- _Records provided_
+ + + + + + +

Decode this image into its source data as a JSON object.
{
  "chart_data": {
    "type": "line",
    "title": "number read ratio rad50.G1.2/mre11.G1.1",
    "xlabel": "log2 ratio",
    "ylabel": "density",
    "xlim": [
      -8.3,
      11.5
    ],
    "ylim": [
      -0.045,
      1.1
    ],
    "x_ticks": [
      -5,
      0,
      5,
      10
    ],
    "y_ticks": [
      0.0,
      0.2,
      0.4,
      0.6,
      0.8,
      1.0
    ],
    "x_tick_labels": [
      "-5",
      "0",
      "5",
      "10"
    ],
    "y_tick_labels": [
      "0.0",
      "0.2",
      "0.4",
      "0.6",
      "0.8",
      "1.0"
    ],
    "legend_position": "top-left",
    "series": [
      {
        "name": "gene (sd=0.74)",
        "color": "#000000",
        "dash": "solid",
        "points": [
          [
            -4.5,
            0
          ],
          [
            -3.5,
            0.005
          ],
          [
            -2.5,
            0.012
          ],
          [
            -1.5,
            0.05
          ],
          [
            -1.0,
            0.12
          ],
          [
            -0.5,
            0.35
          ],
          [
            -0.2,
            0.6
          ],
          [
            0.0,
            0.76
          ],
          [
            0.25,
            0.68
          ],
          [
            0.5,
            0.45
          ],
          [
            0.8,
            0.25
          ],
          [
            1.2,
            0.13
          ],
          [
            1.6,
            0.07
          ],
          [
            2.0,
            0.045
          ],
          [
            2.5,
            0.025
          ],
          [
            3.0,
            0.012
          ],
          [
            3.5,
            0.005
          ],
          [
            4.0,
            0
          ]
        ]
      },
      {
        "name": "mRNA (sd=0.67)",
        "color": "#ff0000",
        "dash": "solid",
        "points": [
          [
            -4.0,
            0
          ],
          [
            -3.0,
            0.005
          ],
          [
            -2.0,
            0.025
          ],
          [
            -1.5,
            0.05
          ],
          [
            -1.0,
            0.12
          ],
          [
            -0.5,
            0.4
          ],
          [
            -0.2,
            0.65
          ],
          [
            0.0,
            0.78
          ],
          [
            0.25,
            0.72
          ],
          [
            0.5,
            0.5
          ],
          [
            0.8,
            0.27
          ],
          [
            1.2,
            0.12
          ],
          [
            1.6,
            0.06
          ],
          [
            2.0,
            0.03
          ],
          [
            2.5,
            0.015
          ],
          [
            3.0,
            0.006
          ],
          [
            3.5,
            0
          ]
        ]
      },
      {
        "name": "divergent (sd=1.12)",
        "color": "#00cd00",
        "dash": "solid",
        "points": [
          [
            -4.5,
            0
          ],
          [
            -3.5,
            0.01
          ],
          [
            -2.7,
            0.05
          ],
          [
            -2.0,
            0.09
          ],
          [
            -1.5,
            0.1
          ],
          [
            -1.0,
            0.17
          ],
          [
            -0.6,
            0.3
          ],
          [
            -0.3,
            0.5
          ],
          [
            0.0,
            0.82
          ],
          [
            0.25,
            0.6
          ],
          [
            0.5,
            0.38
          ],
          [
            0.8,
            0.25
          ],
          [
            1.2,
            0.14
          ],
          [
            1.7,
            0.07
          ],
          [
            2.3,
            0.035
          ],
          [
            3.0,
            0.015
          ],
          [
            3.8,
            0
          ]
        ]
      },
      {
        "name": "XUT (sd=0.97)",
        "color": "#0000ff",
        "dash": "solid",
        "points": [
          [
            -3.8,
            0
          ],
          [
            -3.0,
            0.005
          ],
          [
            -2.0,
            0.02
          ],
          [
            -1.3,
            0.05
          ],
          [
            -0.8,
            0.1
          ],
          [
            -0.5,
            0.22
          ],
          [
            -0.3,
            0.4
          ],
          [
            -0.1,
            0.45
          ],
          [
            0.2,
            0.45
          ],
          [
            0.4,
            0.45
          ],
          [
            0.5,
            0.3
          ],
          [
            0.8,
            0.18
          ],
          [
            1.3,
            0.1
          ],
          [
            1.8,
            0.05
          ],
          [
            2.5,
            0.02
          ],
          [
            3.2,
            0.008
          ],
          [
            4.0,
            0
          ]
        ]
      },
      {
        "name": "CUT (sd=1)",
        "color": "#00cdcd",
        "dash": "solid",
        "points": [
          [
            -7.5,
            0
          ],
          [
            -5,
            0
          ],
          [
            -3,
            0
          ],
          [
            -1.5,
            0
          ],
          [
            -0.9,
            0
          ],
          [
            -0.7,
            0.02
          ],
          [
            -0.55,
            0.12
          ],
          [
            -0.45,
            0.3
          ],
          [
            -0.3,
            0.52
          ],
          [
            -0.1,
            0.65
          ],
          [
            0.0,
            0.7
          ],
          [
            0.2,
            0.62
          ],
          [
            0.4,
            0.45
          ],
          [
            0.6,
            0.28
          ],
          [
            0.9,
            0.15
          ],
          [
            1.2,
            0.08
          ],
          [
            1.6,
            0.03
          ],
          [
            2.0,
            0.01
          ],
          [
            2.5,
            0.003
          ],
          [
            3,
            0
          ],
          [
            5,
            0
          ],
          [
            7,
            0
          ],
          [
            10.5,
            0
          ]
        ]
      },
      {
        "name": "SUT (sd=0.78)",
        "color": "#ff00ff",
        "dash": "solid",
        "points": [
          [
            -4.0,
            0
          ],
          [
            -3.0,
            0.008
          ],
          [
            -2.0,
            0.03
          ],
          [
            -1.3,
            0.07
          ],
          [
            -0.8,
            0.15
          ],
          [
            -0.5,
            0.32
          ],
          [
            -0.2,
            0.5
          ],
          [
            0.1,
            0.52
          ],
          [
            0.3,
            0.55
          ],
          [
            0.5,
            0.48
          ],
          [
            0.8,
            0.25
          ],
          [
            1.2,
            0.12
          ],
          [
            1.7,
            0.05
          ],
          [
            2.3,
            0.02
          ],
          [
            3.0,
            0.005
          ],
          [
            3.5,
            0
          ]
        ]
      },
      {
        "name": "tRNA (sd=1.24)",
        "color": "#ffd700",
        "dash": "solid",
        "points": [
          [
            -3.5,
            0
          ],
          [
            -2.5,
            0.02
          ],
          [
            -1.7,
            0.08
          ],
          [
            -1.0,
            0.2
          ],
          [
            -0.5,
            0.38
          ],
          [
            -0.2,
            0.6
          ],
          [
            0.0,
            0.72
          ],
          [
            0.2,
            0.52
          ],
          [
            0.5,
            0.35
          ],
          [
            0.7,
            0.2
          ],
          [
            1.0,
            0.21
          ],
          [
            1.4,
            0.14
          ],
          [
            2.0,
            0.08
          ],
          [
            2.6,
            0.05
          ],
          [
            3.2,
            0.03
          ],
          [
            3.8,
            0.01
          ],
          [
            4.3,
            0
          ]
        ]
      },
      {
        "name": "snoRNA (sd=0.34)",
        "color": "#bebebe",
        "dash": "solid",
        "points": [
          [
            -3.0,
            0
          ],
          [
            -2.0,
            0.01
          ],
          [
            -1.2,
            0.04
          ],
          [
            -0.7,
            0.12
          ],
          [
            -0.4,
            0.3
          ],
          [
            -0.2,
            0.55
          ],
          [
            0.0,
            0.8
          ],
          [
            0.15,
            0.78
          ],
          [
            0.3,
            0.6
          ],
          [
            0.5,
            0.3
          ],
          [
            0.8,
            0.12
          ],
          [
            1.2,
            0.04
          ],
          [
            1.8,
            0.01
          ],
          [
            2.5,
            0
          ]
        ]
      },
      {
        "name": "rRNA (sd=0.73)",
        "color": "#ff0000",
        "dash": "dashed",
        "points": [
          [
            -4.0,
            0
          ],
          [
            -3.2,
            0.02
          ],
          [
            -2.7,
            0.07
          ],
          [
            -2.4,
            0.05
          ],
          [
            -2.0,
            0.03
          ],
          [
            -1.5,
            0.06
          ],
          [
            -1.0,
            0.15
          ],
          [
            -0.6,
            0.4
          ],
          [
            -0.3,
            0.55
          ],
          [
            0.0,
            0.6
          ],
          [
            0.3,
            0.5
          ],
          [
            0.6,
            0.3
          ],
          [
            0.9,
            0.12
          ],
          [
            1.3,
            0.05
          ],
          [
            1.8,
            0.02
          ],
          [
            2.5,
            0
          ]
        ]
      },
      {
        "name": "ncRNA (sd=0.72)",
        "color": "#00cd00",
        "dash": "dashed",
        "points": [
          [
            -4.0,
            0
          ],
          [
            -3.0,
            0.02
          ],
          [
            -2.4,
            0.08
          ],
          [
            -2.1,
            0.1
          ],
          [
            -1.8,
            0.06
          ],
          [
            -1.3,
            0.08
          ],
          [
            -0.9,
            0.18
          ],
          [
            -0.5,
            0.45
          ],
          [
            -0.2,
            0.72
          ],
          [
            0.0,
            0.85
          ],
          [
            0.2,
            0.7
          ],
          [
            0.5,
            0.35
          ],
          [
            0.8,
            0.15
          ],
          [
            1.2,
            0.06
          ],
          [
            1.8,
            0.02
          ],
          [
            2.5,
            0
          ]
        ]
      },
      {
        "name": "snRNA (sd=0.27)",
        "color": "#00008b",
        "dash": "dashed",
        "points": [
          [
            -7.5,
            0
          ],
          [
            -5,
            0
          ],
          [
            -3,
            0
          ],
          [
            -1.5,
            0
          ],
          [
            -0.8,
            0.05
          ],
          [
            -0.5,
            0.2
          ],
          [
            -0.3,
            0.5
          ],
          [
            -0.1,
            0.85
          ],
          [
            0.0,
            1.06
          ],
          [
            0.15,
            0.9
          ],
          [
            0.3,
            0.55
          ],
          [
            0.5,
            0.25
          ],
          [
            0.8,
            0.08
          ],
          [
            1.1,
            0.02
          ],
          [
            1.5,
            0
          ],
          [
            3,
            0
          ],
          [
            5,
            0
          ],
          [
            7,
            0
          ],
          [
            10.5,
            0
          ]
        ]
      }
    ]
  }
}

+ + + + + + +

- _To do_
Where does the word "color" occur in the data? Copy every line that has it.

- _Exercise result_
        "color": "#000000",
        "color": "#ff0000",
        "color": "#00cd00",
        "color": "#0000ff",
        "color": "#00cdcd",
        "color": "#ff00ff",
        "color": "#ffd700",
        "color": "#bebebe",
        "color": "#ff0000",
        "color": "#00cd00",
        "color": "#00008b",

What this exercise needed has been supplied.